» **任务说明**: 请将下面这篇关于急诊绿色通道治疗胫腓骨开放骨折的文章摘要一字不差地完整重复一遍。

» **文本**:
文章摘要
赵兵刚,高嘉锴,王陶然,宋 晨,张肖在,郑天雷,尹 文.急诊绿色通道对胫腓骨开放骨折治疗效果的分析[J].,2019,19(12):2304-2306
急诊绿色通道对胫腓骨开放骨折治疗效果的分析
Fast-Track Program on the Treatment of Open Fracture of Tibia and Fibula
投稿时间:2018-11-28  修订日期:2018-12-23
DOI:10.13241/j.cnki.pmb.2019.12.022
中文关键词: 骨折  开放性损伤  绿色通道  保肢
英文关键词: Fracture  Open injury  Fast-Track  Limb salvage
基金项目:国家自然科学基金项目(81371982)
作者单位E-mail
赵兵刚 空军军医大学西京医院 骨科 陕西 西安 710032 zbg2009327@sina.com 
高嘉锴 空军军医大学西京医院 骨科 陕西 西安 710032  
王陶然 空军军医大学西京医院 骨科 陕西 西安 710032  
宋 晨 空军军医大学西京医院 骨科 陕西 西安 710032  
张肖在 空军军医大学西京医院 骨科 陕西 西安 710032  
郑天雷 空军军医大学西京医院 骨科 陕西 西安 710032  
尹 文 空军军医大学西京医院 骨科 陕西 西安 710032  
摘要点击次数: 762
全文下载次数: 638
中文摘要:
      摘要 目的:比较开通急诊绿色通道与同期常规急诊处置治疗胫腓骨开放骨折的效果,探讨急诊绿色通道对开放骨折合理处置的意义。方法:对2016年1月至2017年12月通过绿色通道处置的35例胫腓骨开放骨折患者的治疗效果进行总结分析,并选取同期按照常规急诊诊疗流程进行处置的52例胫腓骨开放骨折患者作为对照。比较和分析两组患者的接诊至手术时间、死亡率、保肢率、骨折愈合率、并发症发生率和下肢功能评分的差异。结果:87例患者中,62例获得6-24个月(平均12.6个月)的完整随访,其中绿色通道组33例,对照组29例。绿色通道组接诊至手术平均时间5.2±1.8 h,显著短于对照组的49.6±15.4 h(P<0.05)。两组各有1例患者死亡,死亡率无显著差异(P>0.05)。绿色通道组的保肢率(100%)和骨折愈合率(90.9%)显著高于对照组(79.3%和6.90%)(P<0.05)。对照组血栓形成、伤口感染、骨不连、关节功能障碍等并发症的发生率为51.7%显著高于绿色通道组18.2%(P<0.05)。参照下肢Johner-wruhs疗效评定标准,绿色通道组优良率为81.2%,显著高于对照组48.3%(P<0.05)。结论:胫腓骨开放骨折常伴随神经、血管以及皮肤软组织等复合损伤,通过开通急诊绿色通道能够显著提高治疗成功率,降低肢体伤残,有效节约治疗时间。

» **待查数据**:
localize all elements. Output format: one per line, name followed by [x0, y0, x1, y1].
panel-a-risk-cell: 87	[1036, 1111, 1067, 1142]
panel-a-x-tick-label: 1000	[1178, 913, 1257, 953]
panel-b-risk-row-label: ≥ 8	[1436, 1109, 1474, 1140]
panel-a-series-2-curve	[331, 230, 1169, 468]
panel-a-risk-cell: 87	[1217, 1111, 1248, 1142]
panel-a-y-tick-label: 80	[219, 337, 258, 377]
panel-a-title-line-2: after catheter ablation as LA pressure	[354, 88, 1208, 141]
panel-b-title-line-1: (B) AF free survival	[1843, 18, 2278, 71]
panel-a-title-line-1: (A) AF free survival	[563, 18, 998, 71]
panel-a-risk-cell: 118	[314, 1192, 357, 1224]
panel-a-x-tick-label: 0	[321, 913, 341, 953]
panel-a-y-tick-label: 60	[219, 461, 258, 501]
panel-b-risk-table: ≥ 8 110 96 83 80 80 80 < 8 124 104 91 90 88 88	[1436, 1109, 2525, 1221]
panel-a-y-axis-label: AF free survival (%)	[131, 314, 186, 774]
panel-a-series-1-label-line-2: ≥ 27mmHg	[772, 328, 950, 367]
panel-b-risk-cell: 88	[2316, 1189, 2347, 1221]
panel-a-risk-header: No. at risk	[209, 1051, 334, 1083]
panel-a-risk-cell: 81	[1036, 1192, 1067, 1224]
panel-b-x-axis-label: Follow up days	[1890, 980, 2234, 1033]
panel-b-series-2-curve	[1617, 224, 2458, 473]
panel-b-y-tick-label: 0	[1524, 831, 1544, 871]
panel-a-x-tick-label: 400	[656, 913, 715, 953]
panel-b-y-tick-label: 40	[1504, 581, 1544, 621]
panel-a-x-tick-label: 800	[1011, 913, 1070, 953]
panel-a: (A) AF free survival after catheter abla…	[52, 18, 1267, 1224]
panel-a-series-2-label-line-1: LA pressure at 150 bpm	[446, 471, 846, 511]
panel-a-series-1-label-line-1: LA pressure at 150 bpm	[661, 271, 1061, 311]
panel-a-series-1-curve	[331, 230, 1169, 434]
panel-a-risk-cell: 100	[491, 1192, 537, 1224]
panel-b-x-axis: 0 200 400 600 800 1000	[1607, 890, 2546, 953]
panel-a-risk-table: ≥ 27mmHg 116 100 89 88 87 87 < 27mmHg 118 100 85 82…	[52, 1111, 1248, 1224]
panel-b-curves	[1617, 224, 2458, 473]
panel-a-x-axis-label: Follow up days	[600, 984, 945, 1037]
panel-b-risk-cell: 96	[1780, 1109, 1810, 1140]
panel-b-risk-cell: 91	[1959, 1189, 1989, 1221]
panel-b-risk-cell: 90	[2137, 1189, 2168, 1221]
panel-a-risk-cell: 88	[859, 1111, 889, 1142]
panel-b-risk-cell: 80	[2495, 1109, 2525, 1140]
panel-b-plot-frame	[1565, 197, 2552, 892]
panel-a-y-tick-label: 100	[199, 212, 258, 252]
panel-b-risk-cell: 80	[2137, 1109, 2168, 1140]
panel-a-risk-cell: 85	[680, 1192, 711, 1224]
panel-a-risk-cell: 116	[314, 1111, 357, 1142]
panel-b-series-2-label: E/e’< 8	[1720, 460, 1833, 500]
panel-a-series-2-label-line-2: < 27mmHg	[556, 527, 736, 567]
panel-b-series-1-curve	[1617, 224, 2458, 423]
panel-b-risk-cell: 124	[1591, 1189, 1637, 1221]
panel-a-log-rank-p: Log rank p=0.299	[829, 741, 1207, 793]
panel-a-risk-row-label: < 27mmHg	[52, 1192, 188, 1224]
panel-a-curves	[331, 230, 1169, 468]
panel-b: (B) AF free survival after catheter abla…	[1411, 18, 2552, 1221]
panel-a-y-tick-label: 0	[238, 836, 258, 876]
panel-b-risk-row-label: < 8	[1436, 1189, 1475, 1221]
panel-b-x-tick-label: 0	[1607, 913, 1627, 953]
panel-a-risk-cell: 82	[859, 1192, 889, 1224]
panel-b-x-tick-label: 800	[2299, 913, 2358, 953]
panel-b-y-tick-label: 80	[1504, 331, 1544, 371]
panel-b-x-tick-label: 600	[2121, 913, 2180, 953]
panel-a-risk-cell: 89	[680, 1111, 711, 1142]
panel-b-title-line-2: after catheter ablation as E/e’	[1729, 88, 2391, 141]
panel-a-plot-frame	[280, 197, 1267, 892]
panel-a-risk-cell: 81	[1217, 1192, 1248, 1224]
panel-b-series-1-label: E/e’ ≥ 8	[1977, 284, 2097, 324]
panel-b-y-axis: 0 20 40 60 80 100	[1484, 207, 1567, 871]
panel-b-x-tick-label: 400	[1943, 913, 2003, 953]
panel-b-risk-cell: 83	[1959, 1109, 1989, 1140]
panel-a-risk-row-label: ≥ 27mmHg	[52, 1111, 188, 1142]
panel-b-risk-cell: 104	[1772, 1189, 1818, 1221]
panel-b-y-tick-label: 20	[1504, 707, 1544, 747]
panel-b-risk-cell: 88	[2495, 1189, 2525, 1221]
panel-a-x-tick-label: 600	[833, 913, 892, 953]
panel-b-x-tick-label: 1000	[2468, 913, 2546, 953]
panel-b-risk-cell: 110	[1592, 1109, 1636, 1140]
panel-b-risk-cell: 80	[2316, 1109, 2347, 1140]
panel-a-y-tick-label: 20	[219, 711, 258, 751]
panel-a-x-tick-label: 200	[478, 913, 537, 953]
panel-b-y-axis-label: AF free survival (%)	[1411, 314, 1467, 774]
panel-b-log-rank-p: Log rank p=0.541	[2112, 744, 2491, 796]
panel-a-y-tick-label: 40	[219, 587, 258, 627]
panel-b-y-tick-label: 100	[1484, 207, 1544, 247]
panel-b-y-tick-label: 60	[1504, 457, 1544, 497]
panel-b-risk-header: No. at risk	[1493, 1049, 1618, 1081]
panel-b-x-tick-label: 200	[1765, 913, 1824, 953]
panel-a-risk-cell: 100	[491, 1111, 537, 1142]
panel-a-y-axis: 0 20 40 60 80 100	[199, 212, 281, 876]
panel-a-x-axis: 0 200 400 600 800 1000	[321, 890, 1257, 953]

» **结果**:
文章摘要
赵兵刚,高嘉锴,王陶然,宋 晨,张肖在,郑天雷,尹 文.急诊绿色通道对胫腓骨开放骨折治疗效果的分析[J].,2019,19(12):2304-2306
急诊绿色通道对胫腓骨开放骨折治疗效果的分析
Fast-Track Program on the Treatment of Open Fracture of Tibia and Fibula
投稿时间:2018-11-28  修订日期:2018-12-23
DOI:10.13241/j.cnki.pmb.2019.12.022
中文关键词: 骨折  开放性损伤  绿色通道  保肢
英文关键词: Fracture  Open injury  Fast-Track  Limb salvage
基金项目:国家自然科学基金项目(81371982)
作者单位E-mail
赵兵刚 空军军医大学西京医院 骨科 陕西 西安 710032 zbg2009327@sina.com 
高嘉锴 空军军医大学西京医院 骨科 陕西 西安 710032  
王陶然 空军军医大学西京医院 骨科 陕西 西安 710032  
宋 晨 空军军医大学西京医院 骨科 陕西 西安 710032  
张肖在 空军军医大学西京医院 骨科 陕西 西安 710032  
郑天雷 空军军医大学西京医院 骨科 陕西 西安 710032  
尹 文 空军军医大学西京医院 骨科 陕西 西安 710032  
摘要点击次数: 762
全文下载次数: 638
中文摘要:
      摘要 目的:比较开通急诊绿色通道与同期常规急诊处置治疗胫腓骨开放骨折的效果,探讨急诊绿色通道对开放骨折合理处置的意义。方法:对2016年1月至2017年12月通过绿色通道处置的35例胫腓骨开放骨折患者的治疗效果进行总结分析,并选取同期按照常规急诊诊疗流程进行处置的52例胫腓骨开放骨折患者作为对照。比较和分析两组患者的接诊至手术时间、死亡率、保肢率、骨折愈合率、并发症发生率和下肢功能评分的差异。结果:87例患者中,62例获得6-24个月(平均12.6个月)的完整随访,其中绿色通道组33例,对照组29例。绿色通道组接诊至手术平均时间5.2±1.8 h,显著短于对照组的49.6±15.4 h(P<0.05)。两组各有1例患者死亡,死亡率无显著差异(P>0.05)。绿色通道组的保肢率(100%)和骨折愈合率(90.9%)显著高于对照组(79.3%和6.90%)(P<0.05)。对照组血栓形成、伤口感染、骨不连、关节功能障碍等并发症的发生率为51.7%显著高于绿色通道组18.2%(P<0.05)。参照下肢Johner-wruhs疗效评定标准,绿色通道组优良率为81.2%,显著高于对照组48.3%(P<0.05)。结论:胫腓骨开放骨折常伴随神经、血管以及皮肤软组织等复合损伤,通过开通急诊绿色通道能够显著提高治疗成功率,降低肢体伤残,有效节约治疗时间。